» **WORK REQUIRED**
Pictures aside, quote the whole listing exactly.

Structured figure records
===
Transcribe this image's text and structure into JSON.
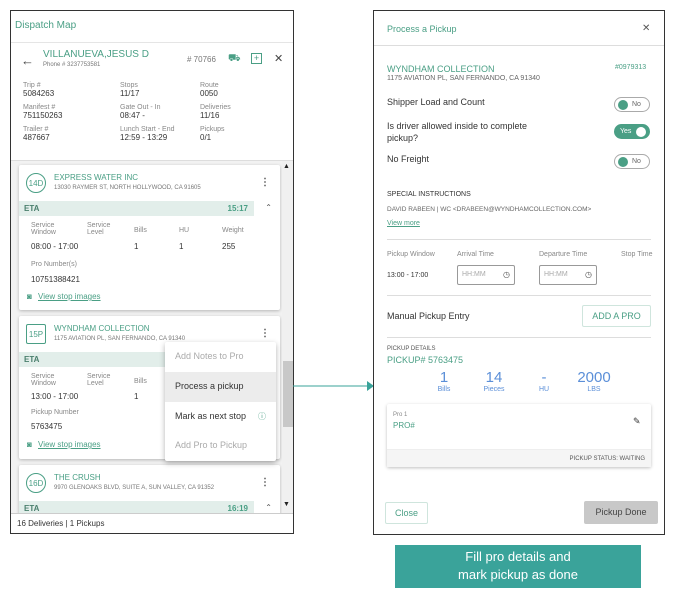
{
  "left": {
    "app_title": "Dispatch Map",
    "driver": {
      "name": "VILLANUEVA,JESUS D",
      "phone": "Phone # 3237753581",
      "number": "# 70766"
    },
    "info": [
      {
        "label": "Trip #",
        "value": "5084263"
      },
      {
        "label": "Stops",
        "value": "11/17"
      },
      {
        "label": "Route",
        "value": "0050"
      },
      {
        "label": "Manifest #",
        "value": "751150263"
      },
      {
        "label": "Gate Out - In",
        "value": "08:47 -"
      },
      {
        "label": "Deliveries",
        "value": "11/16"
      },
      {
        "label": "Trailer #",
        "value": "487667"
      },
      {
        "label": "Lunch Start - End",
        "value": "12:59 - 13:29"
      },
      {
        "label": "Pickups",
        "value": "0/1"
      }
    ],
    "stops": [
      {
        "badge": "14D",
        "name": "EXPRESS WATER INC",
        "address": "13030 RAYMER ST, NORTH HOLLYWOOD, CA 91605",
        "eta_label": "ETA",
        "eta": "15:17",
        "service_window_label": "Service Window",
        "service_window": "08:00 - 17:00",
        "service_level_label": "Service Level",
        "bills_label": "Bills",
        "bills": "1",
        "hu_label": "HU",
        "hu": "1",
        "weight_label": "Weight",
        "weight": "255",
        "pro_label": "Pro Number(s)",
        "pro": "10751388421",
        "images_link": "View stop images"
      },
      {
        "badge": "15P",
        "name": "WYNDHAM COLLECTION",
        "address": "1175 AVIATION PL, SAN FERNANDO, CA 91340",
        "eta_label": "ETA",
        "service_window_label": "Service Window",
        "service_window": "13:00 - 17:00",
        "service_level_label": "Service Level",
        "bills_label": "Bills",
        "bills": "1",
        "pickup_label": "Pickup Number",
        "pickup": "5763475",
        "images_link": "View stop images"
      },
      {
        "badge": "16D",
        "name": "THE CRUSH",
        "address": "9970 GLENOAKS BLVD, SUITE A, SUN VALLEY, CA 91352",
        "eta_label": "ETA",
        "eta": "16:19"
      }
    ],
    "menu": [
      "Add Notes to Pro",
      "Process a pickup",
      "Mark as next stop",
      "Add Pro to Pickup"
    ],
    "footer": "16 Deliveries | 1 Pickups"
  },
  "right": {
    "title": "Process a Pickup",
    "company": "WYNDHAM COLLECTION",
    "address": "1175 AVIATION PL, SAN FERNANDO, CA 91340",
    "number": "#0979313",
    "toggles": [
      {
        "label": "Shipper Load and Count",
        "state": "No"
      },
      {
        "label": "Is driver allowed inside to complete pickup?",
        "state": "Yes"
      },
      {
        "label": "No Freight",
        "state": "No"
      }
    ],
    "special_label": "SPECIAL INSTRUCTIONS",
    "special_text": "DAVID RABEEN | WC <DRABEEN@WYNDHAMCOLLECTION.COM>",
    "view_more": "View more",
    "pickup_window_label": "Pickup Window",
    "pickup_window": "13:00 - 17:00",
    "arrival_label": "Arrival Time",
    "departure_label": "Departure Time",
    "stop_time_label": "Stop Time",
    "time_placeholder": "HH:MM",
    "manual_label": "Manual Pickup Entry",
    "add_pro": "ADD A PRO",
    "details_label": "PICKUP DETAILS",
    "pickup_no": "PICKUP# 5763475",
    "stats": [
      {
        "n": "1",
        "l": "Bills"
      },
      {
        "n": "14",
        "l": "Pieces"
      },
      {
        "n": "-",
        "l": "HU"
      },
      {
        "n": "2000",
        "l": "LBS"
      }
    ],
    "pro_title": "Pro 1",
    "pro_value": "PRO#",
    "status": "PICKUP STATUS: WAITING",
    "close": "Close",
    "done": "Pickup Done"
  },
  "caption": {
    "line1": "Fill pro details and",
    "line2": "mark pickup as done"
  },
  "colors": {
    "accent": "#4a9f85",
    "caption_bg": "#3aa39a",
    "stats": "#5b8fd8"
  }
}
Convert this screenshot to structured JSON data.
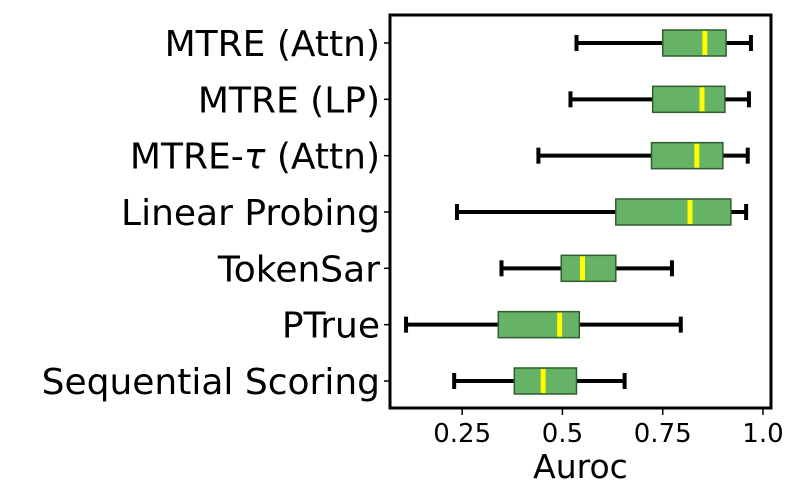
{
  "chart_data": {
    "type": "boxplot",
    "orientation": "horizontal",
    "title": "",
    "xlabel": "Auroc",
    "ylabel": "",
    "xlim": [
      0.07,
      1.02
    ],
    "xticks": [
      0.25,
      0.5,
      0.75,
      1.0
    ],
    "xtick_labels": [
      "0.25",
      "0.5",
      "0.75",
      "1.0"
    ],
    "grid": false,
    "legend": "none",
    "box_color": "#66b266",
    "box_edge_color": "#2e5e2e",
    "median_color": "#ffff00",
    "whisker_color": "#000000",
    "categories": [
      {
        "label": "MTRE (Attn)",
        "label_parts": [
          "MTRE (Attn)"
        ],
        "whislo": 0.535,
        "q1": 0.75,
        "median": 0.855,
        "q3": 0.908,
        "whishi": 0.97
      },
      {
        "label": "MTRE (LP)",
        "label_parts": [
          "MTRE (LP)"
        ],
        "whislo": 0.52,
        "q1": 0.725,
        "median": 0.848,
        "q3": 0.905,
        "whishi": 0.965
      },
      {
        "label": "MTRE-τ (Attn)",
        "label_parts": [
          "MTRE-",
          "τ",
          " (Attn)"
        ],
        "whislo": 0.44,
        "q1": 0.722,
        "median": 0.835,
        "q3": 0.9,
        "whishi": 0.962
      },
      {
        "label": "Linear Probing",
        "label_parts": [
          "Linear Probing"
        ],
        "whislo": 0.237,
        "q1": 0.633,
        "median": 0.818,
        "q3": 0.92,
        "whishi": 0.958
      },
      {
        "label": "TokenSar",
        "label_parts": [
          "TokenSar"
        ],
        "whislo": 0.348,
        "q1": 0.497,
        "median": 0.55,
        "q3": 0.633,
        "whishi": 0.773
      },
      {
        "label": "PTrue",
        "label_parts": [
          "PTrue"
        ],
        "whislo": 0.11,
        "q1": 0.34,
        "median": 0.493,
        "q3": 0.542,
        "whishi": 0.795
      },
      {
        "label": "Sequential Scoring",
        "label_parts": [
          "Sequential Scoring"
        ],
        "whislo": 0.23,
        "q1": 0.38,
        "median": 0.452,
        "q3": 0.535,
        "whishi": 0.655
      }
    ]
  }
}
===
» **FINAL RESULT**
Transcribe this image's text and structure into JSON.
{
  "left": {
    "app_title": "Dispatch Map",
    "driver": {
      "name": "VILLANUEVA,JESUS D",
      "phone": "Phone # 3237753581",
      "number": "# 70766"
    },
    "info": [
      {
        "label": "Trip #",
        "value": "5084263"
      },
      {
        "label": "Stops",
        "value": "11/17"
      },
      {
        "label": "Route",
        "value": "0050"
      },
      {
        "label": "Manifest #",
        "value": "751150263"
      },
      {
        "label": "Gate Out - In",
        "value": "08:47 -"
      },
      {
        "label": "Deliveries",
        "value": "11/16"
      },
      {
        "label": "Trailer #",
        "value": "487667"
      },
      {
        "label": "Lunch Start - End",
        "value": "12:59 - 13:29"
      },
      {
        "label": "Pickups",
        "value": "0/1"
      }
    ],
    "stops": [
      {
        "badge": "14D",
        "name": "EXPRESS WATER INC",
        "address": "13030 RAYMER ST, NORTH HOLLYWOOD, CA 91605",
        "eta_label": "ETA",
        "eta": "15:17",
        "service_window_label": "Service Window",
        "service_window": "08:00 - 17:00",
        "service_level_label": "Service Level",
        "bills_label": "Bills",
        "bills": "1",
        "hu_label": "HU",
        "hu": "1",
        "weight_label": "Weight",
        "weight": "255",
        "pro_label": "Pro Number(s)",
        "pro": "10751388421",
        "images_link": "View stop images"
      },
      {
        "badge": "15P",
        "name": "WYNDHAM COLLECTION",
        "address": "1175 AVIATION PL, SAN FERNANDO, CA 91340",
        "eta_label": "ETA",
        "service_window_label": "Service Window",
        "service_window": "13:00 - 17:00",
        "service_level_label": "Service Level",
        "bills_label": "Bills",
        "bills": "1",
        "pickup_label": "Pickup Number",
        "pickup": "5763475",
        "images_link": "View stop images"
      },
      {
        "badge": "16D",
        "name": "THE CRUSH",
        "address": "9970 GLENOAKS BLVD, SUITE A, SUN VALLEY, CA 91352",
        "eta_label": "ETA",
        "eta": "16:19"
      }
    ],
    "menu": [
      "Add Notes to Pro",
      "Process a pickup",
      "Mark as next stop",
      "Add Pro to Pickup"
    ],
    "footer": "16 Deliveries | 1 Pickups"
  },
  "right": {
    "title": "Process a Pickup",
    "company": "WYNDHAM COLLECTION",
    "address": "1175 AVIATION PL, SAN FERNANDO, CA 91340",
    "number": "#0979313",
    "toggles": [
      {
        "label": "Shipper Load and Count",
        "state": "No"
      },
      {
        "label": "Is driver allowed inside to complete pickup?",
        "state": "Yes"
      },
      {
        "label": "No Freight",
        "state": "No"
      }
    ],
    "special_label": "SPECIAL INSTRUCTIONS",
    "special_text": "DAVID RABEEN | WC <DRABEEN@WYNDHAMCOLLECTION.COM>",
    "view_more": "View more",
    "pickup_window_label": "Pickup Window",
    "pickup_window": "13:00 - 17:00",
    "arrival_label": "Arrival Time",
    "departure_label": "Departure Time",
    "stop_time_label": "Stop Time",
    "time_placeholder": "HH:MM",
    "manual_label": "Manual Pickup Entry",
    "add_pro": "ADD A PRO",
    "details_label": "PICKUP DETAILS",
    "pickup_no": "PICKUP# 5763475",
    "stats": [
      {
        "n": "1",
        "l": "Bills"
      },
      {
        "n": "14",
        "l": "Pieces"
      },
      {
        "n": "-",
        "l": "HU"
      },
      {
        "n": "2000",
        "l": "LBS"
      }
    ],
    "pro_title": "Pro 1",
    "pro_value": "PRO#",
    "status": "PICKUP STATUS: WAITING",
    "close": "Close",
    "done": "Pickup Done"
  },
  "caption": {
    "line1": "Fill pro details and",
    "line2": "mark pickup as done"
  },
  "colors": {
    "accent": "#4a9f85",
    "caption_bg": "#3aa39a",
    "stats": "#5b8fd8"
  }
}
Convert this screenshot to structured JSON data.
{
  "chart_data": {
    "type": "boxplot",
    "orientation": "horizontal",
    "title": "",
    "xlabel": "Auroc",
    "ylabel": "",
    "xlim": [
      0.07,
      1.02
    ],
    "xticks": [
      0.25,
      0.5,
      0.75,
      1.0
    ],
    "xtick_labels": [
      "0.25",
      "0.5",
      "0.75",
      "1.0"
    ],
    "grid": false,
    "legend": "none",
    "box_color": "#66b266",
    "box_edge_color": "#2e5e2e",
    "median_color": "#ffff00",
    "whisker_color": "#000000",
    "categories": [
      {
        "label": "MTRE (Attn)",
        "label_parts": [
          "MTRE (Attn)"
        ],
        "whislo": 0.535,
        "q1": 0.75,
        "median": 0.855,
        "q3": 0.908,
        "whishi": 0.97
      },
      {
        "label": "MTRE (LP)",
        "label_parts": [
          "MTRE (LP)"
        ],
        "whislo": 0.52,
        "q1": 0.725,
        "median": 0.848,
        "q3": 0.905,
        "whishi": 0.965
      },
      {
        "label": "MTRE-τ (Attn)",
        "label_parts": [
          "MTRE-",
          "τ",
          " (Attn)"
        ],
        "whislo": 0.44,
        "q1": 0.722,
        "median": 0.835,
        "q3": 0.9,
        "whishi": 0.962
      },
      {
        "label": "Linear Probing",
        "label_parts": [
          "Linear Probing"
        ],
        "whislo": 0.237,
        "q1": 0.633,
        "median": 0.818,
        "q3": 0.92,
        "whishi": 0.958
      },
      {
        "label": "TokenSar",
        "label_parts": [
          "TokenSar"
        ],
        "whislo": 0.348,
        "q1": 0.497,
        "median": 0.55,
        "q3": 0.633,
        "whishi": 0.773
      },
      {
        "label": "PTrue",
        "label_parts": [
          "PTrue"
        ],
        "whislo": 0.11,
        "q1": 0.34,
        "median": 0.493,
        "q3": 0.542,
        "whishi": 0.795
      },
      {
        "label": "Sequential Scoring",
        "label_parts": [
          "Sequential Scoring"
        ],
        "whislo": 0.23,
        "q1": 0.38,
        "median": 0.452,
        "q3": 0.535,
        "whishi": 0.655
      }
    ]
  }
}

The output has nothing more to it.